DATA FOR THE TASK »

..............................

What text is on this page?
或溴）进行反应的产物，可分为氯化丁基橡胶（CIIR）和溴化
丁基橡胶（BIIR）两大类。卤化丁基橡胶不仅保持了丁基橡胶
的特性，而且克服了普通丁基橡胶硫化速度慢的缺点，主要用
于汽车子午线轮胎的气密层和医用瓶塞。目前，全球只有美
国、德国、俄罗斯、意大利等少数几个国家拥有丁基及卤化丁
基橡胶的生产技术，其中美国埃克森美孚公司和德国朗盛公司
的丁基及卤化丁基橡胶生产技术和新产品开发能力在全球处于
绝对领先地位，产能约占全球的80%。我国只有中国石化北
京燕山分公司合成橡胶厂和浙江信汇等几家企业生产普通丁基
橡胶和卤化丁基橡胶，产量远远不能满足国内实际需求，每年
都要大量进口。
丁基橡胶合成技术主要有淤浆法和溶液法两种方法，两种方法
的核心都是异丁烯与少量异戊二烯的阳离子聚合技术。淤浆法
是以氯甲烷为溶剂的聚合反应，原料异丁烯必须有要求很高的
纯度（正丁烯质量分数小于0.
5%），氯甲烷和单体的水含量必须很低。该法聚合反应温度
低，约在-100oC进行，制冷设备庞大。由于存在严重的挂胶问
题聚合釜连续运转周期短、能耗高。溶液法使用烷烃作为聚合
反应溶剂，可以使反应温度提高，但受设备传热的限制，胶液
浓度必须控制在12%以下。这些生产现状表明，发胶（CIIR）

..............................

THE TASK »
Take the entries above and transcribe them exactly.

SOLVED EXERCISE »
What text is on this page?
或溴）进行反应的产物，可分为氯化丁基橡胶（CIIR）和溴化
丁基橡胶（BIIR）两大类。卤化丁基橡胶不仅保持了丁基橡胶
的特性，而且克服了普通丁基橡胶硫化速度慢的缺点，主要用
于汽车子午线轮胎的气密层和医用瓶塞。目前，全球只有美
国、德国、俄罗斯、意大利等少数几个国家拥有丁基及卤化丁
基橡胶的生产技术，其中美国埃克森美孚公司和德国朗盛公司
的丁基及卤化丁基橡胶生产技术和新产品开发能力在全球处于
绝对领先地位，产能约占全球的80%。我国只有中国石化北
京燕山分公司合成橡胶厂和浙江信汇等几家企业生产普通丁基
橡胶和卤化丁基橡胶，产量远远不能满足国内实际需求，每年
都要大量进口。
丁基橡胶合成技术主要有淤浆法和溶液法两种方法，两种方法
的核心都是异丁烯与少量异戊二烯的阳离子聚合技术。淤浆法
是以氯甲烷为溶剂的聚合反应，原料异丁烯必须有要求很高的
纯度（正丁烯质量分数小于0.
5%），氯甲烷和单体的水含量必须很低。该法聚合反应温度
低，约在-100oC进行，制冷设备庞大。由于存在严重的挂胶问
题聚合釜连续运转周期短、能耗高。溶液法使用烷烃作为聚合
反应溶剂，可以使反应温度提高，但受设备传热的限制，胶液
浓度必须控制在12%以下。这些生产现状表明，发胶（CIIR）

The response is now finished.